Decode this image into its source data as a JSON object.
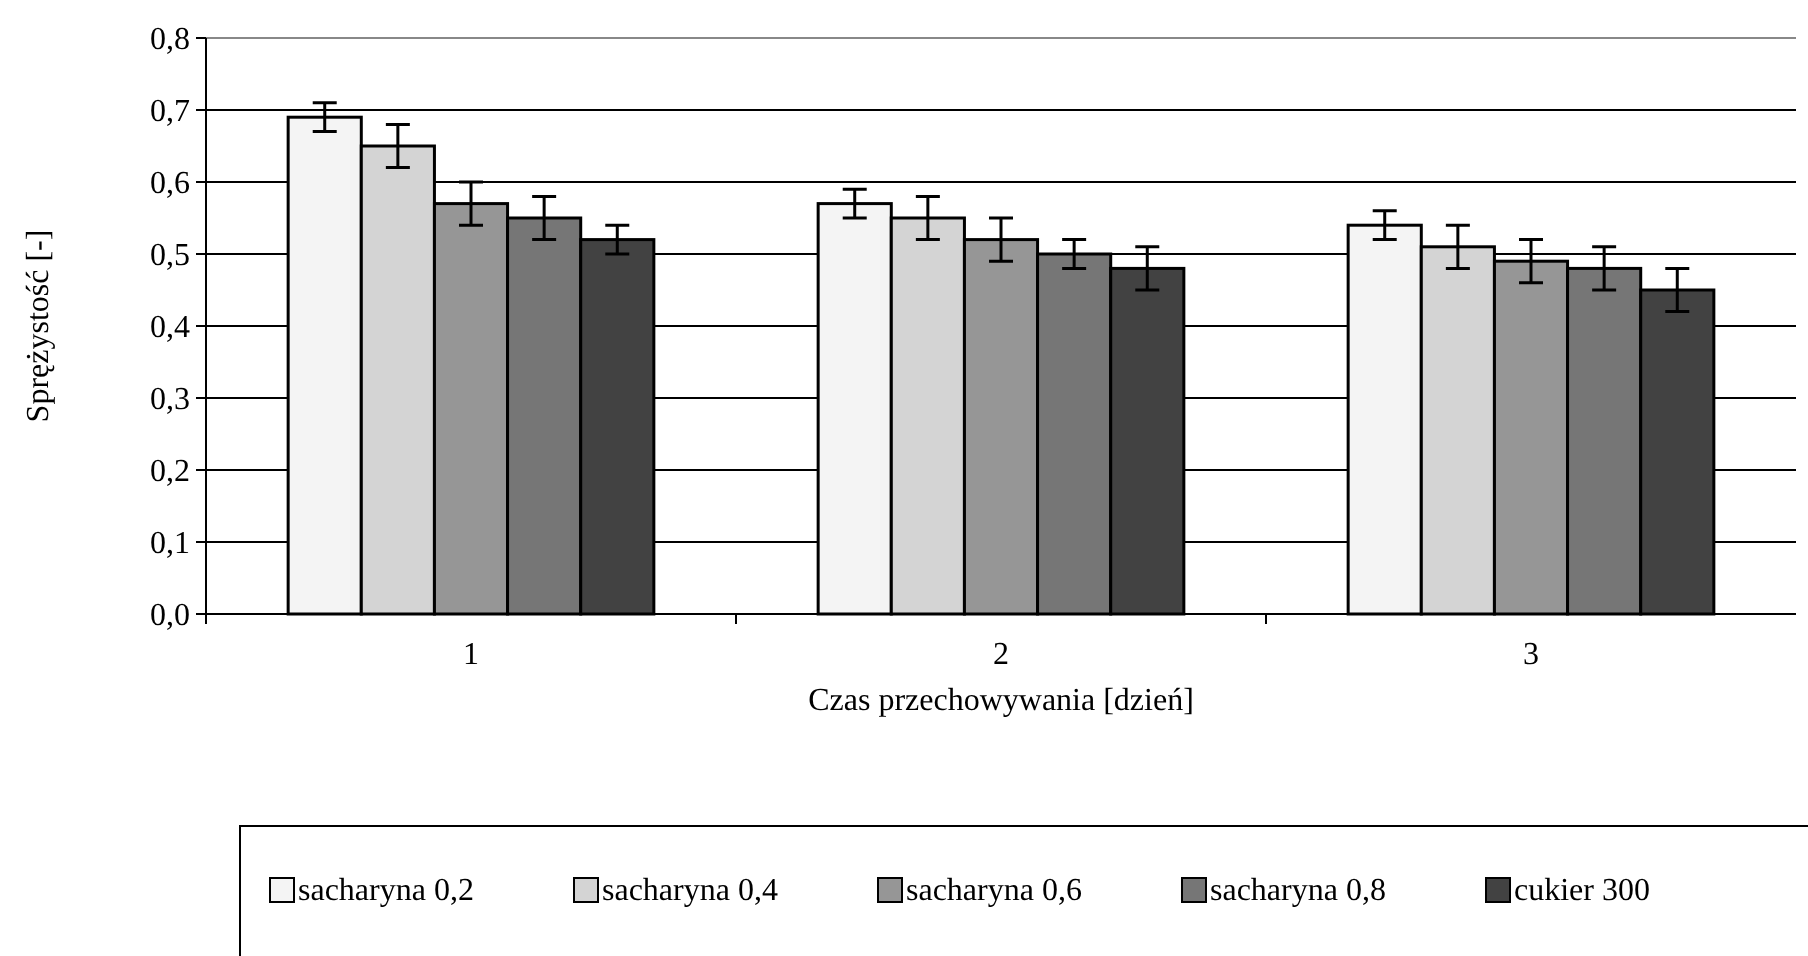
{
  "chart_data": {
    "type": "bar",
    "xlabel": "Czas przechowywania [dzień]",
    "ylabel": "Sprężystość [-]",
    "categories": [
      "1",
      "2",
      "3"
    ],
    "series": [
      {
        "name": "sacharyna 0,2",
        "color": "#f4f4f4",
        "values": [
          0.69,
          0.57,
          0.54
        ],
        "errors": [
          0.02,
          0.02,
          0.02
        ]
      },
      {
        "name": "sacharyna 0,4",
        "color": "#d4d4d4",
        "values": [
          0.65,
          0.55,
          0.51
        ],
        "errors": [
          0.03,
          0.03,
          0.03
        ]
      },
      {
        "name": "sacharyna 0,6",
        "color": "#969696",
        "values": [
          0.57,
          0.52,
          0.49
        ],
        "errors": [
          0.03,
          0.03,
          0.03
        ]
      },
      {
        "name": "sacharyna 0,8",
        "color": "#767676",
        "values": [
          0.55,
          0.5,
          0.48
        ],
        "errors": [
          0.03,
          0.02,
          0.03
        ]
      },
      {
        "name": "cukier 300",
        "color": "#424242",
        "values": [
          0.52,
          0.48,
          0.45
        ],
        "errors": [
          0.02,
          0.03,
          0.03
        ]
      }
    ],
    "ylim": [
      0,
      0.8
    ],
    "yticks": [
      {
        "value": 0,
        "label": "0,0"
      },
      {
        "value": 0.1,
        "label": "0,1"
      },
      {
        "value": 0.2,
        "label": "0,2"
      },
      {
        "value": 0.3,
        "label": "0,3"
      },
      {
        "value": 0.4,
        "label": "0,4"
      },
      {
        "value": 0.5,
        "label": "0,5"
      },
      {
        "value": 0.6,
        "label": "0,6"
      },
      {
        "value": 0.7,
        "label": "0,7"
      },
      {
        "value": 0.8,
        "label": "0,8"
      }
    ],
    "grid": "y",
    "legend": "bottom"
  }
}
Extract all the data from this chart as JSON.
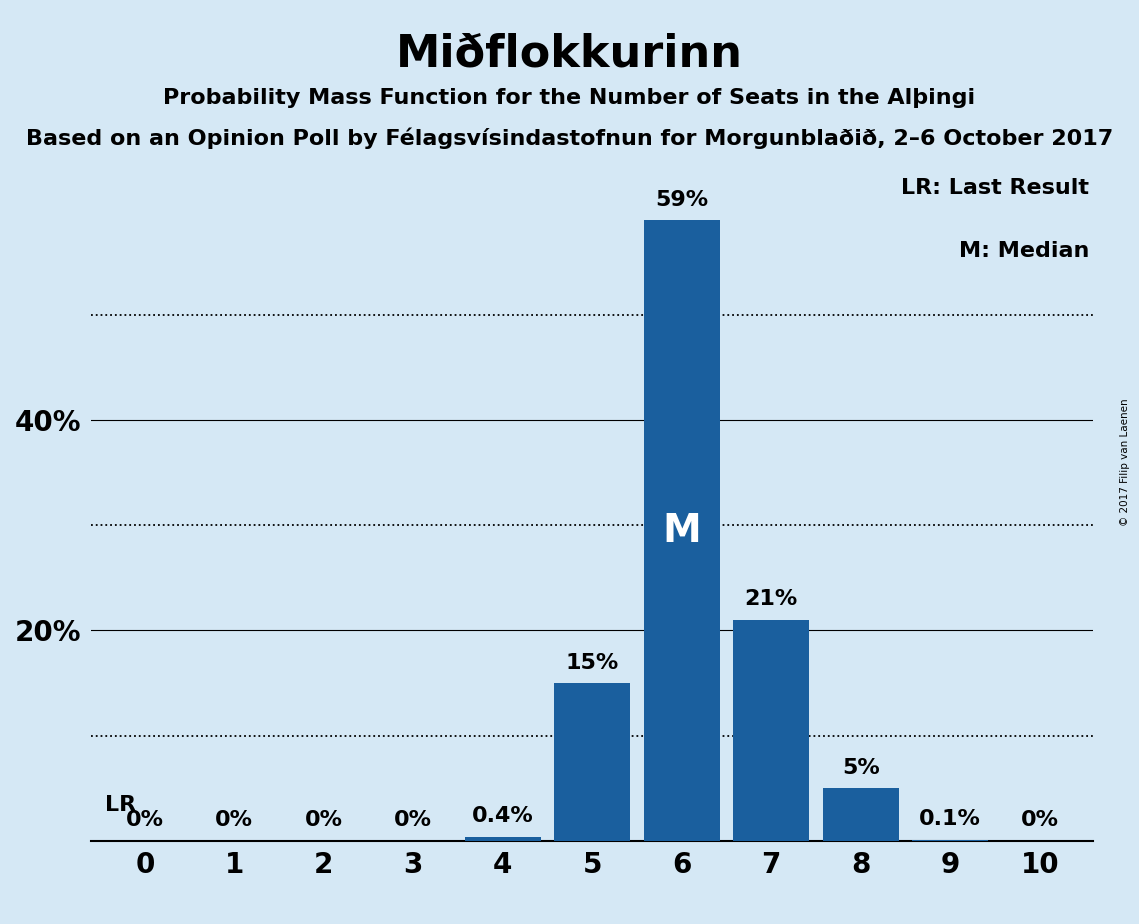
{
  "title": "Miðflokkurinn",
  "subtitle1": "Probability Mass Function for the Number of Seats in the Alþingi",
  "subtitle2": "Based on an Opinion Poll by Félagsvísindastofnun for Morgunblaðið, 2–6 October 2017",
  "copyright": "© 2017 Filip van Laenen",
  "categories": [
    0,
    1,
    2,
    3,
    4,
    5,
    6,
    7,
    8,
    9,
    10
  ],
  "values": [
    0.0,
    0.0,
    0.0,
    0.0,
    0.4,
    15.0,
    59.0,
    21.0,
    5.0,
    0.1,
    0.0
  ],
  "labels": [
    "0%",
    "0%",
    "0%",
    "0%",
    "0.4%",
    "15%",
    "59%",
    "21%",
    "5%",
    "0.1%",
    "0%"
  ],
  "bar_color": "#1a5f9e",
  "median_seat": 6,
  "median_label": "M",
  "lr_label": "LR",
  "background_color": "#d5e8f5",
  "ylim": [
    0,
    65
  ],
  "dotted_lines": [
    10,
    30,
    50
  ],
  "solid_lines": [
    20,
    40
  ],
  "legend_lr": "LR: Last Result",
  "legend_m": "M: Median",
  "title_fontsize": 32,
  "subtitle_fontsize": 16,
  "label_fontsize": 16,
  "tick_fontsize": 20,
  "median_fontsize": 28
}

= = = = = = =

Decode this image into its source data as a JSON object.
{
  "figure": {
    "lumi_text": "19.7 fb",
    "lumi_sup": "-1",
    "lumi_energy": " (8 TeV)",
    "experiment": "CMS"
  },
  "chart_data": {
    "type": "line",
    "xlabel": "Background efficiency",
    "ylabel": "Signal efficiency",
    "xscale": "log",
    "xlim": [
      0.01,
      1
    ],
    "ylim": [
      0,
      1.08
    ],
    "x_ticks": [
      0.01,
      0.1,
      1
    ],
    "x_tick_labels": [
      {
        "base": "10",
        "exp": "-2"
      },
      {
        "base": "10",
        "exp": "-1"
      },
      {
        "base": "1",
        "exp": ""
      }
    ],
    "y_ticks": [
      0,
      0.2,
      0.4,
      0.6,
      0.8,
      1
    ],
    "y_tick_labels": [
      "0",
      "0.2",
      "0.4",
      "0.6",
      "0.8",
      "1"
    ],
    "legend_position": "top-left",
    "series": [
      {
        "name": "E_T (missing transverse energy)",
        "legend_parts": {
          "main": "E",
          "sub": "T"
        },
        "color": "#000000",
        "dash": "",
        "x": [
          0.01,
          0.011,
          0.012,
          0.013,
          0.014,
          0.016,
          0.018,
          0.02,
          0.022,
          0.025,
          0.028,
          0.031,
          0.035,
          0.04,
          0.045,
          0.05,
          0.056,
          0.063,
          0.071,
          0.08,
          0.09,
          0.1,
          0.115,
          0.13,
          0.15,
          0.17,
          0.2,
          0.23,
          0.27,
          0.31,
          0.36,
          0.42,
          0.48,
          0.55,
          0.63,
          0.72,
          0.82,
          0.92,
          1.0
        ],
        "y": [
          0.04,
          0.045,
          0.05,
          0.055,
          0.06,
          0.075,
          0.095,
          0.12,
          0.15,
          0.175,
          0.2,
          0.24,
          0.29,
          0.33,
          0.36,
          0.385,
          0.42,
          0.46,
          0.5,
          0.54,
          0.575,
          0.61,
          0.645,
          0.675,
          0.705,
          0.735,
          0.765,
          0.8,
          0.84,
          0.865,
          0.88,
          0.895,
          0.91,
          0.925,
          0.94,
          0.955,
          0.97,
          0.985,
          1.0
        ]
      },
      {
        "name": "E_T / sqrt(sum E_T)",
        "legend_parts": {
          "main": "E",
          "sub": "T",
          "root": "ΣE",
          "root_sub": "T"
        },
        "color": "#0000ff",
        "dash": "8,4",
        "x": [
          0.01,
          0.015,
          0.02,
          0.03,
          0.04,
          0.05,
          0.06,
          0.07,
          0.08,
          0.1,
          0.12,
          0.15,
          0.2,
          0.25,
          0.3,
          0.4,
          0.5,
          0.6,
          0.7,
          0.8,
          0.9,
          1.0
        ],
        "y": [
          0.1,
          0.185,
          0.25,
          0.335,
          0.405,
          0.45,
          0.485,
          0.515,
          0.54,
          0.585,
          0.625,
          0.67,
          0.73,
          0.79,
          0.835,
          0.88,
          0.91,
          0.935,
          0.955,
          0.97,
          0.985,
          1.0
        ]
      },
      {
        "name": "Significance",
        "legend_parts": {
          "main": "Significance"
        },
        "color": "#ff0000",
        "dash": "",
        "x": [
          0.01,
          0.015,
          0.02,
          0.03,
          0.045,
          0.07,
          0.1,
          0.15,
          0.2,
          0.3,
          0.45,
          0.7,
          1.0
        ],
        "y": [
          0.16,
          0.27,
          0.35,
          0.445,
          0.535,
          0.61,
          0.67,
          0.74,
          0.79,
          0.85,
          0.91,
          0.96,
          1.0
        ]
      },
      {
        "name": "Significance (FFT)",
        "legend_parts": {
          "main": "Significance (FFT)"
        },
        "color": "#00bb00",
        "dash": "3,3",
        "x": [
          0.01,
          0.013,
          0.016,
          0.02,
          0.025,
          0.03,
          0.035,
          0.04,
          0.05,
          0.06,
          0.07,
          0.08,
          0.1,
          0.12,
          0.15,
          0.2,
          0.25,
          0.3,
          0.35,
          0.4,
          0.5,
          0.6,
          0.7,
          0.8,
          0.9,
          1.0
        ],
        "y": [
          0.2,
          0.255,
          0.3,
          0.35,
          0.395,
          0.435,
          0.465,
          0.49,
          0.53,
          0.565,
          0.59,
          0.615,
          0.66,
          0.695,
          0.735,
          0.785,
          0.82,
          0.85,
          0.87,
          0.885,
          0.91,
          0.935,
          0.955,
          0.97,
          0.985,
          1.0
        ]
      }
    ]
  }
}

= = = = = = =

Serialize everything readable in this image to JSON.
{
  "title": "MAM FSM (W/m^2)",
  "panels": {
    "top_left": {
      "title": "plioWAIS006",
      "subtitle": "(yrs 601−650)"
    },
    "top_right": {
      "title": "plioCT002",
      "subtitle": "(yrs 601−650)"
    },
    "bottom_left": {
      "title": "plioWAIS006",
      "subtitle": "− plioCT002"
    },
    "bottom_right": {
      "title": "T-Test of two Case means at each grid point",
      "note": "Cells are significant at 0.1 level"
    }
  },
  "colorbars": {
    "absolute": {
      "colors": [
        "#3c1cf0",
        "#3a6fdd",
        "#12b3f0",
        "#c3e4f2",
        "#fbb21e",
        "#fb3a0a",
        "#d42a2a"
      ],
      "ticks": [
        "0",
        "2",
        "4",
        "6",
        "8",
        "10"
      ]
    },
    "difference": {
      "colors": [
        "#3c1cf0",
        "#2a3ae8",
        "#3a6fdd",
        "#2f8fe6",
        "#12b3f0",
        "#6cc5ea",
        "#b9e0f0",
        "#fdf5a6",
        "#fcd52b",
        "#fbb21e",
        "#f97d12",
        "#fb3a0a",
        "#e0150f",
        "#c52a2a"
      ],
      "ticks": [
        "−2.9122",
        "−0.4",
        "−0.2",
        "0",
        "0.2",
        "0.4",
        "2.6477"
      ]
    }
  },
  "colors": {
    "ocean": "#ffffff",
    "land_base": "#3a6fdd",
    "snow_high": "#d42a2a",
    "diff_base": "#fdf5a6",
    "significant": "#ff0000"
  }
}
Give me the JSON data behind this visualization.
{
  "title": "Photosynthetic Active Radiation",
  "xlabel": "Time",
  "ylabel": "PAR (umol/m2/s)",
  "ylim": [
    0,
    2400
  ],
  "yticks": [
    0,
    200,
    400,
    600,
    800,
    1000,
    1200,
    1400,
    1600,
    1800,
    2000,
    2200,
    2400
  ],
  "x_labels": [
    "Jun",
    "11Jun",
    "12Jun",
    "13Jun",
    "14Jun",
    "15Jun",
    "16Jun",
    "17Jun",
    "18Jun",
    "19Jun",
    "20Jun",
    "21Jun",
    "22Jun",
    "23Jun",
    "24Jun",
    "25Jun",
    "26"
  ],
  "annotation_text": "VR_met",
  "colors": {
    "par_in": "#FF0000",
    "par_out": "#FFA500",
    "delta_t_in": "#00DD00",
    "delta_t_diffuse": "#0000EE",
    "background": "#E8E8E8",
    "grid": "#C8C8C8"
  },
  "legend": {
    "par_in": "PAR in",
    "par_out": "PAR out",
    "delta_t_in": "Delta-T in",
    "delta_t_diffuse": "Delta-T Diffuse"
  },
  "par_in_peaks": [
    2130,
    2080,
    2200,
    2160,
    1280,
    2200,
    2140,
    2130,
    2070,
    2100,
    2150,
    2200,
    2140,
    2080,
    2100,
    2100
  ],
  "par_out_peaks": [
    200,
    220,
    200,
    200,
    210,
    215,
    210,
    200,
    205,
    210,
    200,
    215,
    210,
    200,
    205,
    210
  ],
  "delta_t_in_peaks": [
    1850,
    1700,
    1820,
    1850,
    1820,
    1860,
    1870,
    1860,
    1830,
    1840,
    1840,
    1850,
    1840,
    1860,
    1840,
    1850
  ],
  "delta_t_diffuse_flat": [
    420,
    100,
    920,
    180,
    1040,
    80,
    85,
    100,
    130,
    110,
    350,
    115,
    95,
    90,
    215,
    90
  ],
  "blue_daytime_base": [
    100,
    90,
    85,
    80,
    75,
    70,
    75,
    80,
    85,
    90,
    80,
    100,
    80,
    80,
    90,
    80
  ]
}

= = = = = = =

YOUR OBJECTIVE:
Each line with the string "this" in it needs to be found and copied.

COMPLETED TASK:
Decode this image into its source data as a JSON object.
Extract all the data from this chart as JSON.
Decode this image into its source data as a JSON object.
Serialize everything readable in this image to JSON.
Give me the JSON data behind this visualization.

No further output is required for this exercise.